Top of DOCUMENT EXTRACT
The Babai River (बबई नदी) originates and drains in the Inner Terai Dang Valley of Mid-Western Nepal. The Dang Valley is an oval basin situated between the Mahabharat Range and the Siwalik Hills in Dang Deukhuri District. Historically inhabited by the Tharu people, the area later came under the rule of the House of Tulsipur, one of the Baise Rajya (बाइसे राज्य), a confederation of twenty-two petty kingdoms in the Karnali (Ghagra) region. Around 1760, the Shah Dynasty annexed most of these kingdoms during the unification of Nepal, although Tulsipur’s territories south of the Siwalik Hills remained outside of their control. Owing to its higher elevation, cooler climate, and better drainage, the Dang Valley was less affected by malaria than other Inner Terai regions and was consequently settled by Shah and Rana courtiers, as well as other Pahari groups prior to the introduction of DDT for control of the Anopheles mosquito.

==Geography==

Exiting Dang Valley and its district, the Babai enters Salyan District and flows between sub-ranges of the Siwalik Hills along their west-northwest axis. Sharada Khola drains about half of Salyan's larger Middle Hills region before cutting through the Mahabharat Range and joining the Babai from the right. About 20 km beyond this confluence, the Babai crosses into Bardiya District and enters Bardiya National Park. The river continues another 30 km west-northwest until the enclosing Siwalik hills fall away and the Outer Terai begins. At this point the river crosses Nepal's main east–west Mahendra Highway and exits the national park.
Bottom of DOCUMENT EXTRACT
Top of DATA EXTRACTS
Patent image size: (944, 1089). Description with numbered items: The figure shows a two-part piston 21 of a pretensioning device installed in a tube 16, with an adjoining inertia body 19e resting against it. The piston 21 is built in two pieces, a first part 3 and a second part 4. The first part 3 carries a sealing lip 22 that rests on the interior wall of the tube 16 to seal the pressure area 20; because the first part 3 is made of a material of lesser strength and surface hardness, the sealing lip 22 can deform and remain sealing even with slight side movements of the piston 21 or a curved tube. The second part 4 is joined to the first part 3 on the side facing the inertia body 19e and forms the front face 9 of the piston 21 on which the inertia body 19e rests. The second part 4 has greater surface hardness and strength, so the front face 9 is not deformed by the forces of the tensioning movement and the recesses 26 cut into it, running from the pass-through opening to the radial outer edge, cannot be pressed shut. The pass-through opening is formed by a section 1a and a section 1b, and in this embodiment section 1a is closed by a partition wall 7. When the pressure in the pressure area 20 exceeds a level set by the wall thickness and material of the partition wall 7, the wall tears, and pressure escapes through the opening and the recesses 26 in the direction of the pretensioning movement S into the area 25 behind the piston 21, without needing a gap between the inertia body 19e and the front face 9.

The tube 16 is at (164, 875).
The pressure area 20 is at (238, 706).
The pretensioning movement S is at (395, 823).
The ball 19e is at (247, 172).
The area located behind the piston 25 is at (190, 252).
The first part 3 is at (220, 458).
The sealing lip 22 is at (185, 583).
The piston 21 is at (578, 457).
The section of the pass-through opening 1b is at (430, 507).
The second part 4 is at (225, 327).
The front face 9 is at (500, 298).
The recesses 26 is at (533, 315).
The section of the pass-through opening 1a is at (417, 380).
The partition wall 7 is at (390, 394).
Bottom of DATA EXTRACTS
## PROBLEMS TO WORK ON
1 – Decide whether each statement below agrees with the text on the Babai River, answering yes or no and quoting the words of the text that settle it.
(a) The Dang Valley lies between the Mahabharat Range and the Siwalik Hills.
(b) Sharada Khola joins the Babai from the left.
(c) The Babai leaves the national park at the point where it crosses the Mahendra Highway.
2 – Reproduce the part of the text on the Babai River starting with "Exiting Dang Valley" and going on through "the national park.".

## RESPONSES BY ITEM NUMBER
1 –
(a) Yes: "an oval basin situated between the Mahabharat Range and the Siwalik Hills"
(b) No: "joining the Babai from the right"
(c) Yes: "At this point the river crosses Nepal's main east–west Mahendra Highway and exits the national park"

2 –
Exiting Dang Valley and its district, the Babai enters Salyan District and flows between sub-ranges of the Siwalik Hills along their west-northwest axis. Sharada Khola drains about half of Salyan's larger Middle Hills region before cutting through the Mahabharat Range and joining the Babai from the right. About 20 km beyond this confluence, the Babai crosses into Bardiya District and enters Bardiya National Park. The river continues another 30 km west-northwest until the enclosing Siwalik hills fall away and the Outer Terai begins. At this point the river crosses Nepal's main east–west Mahendra Highway and exits the national park.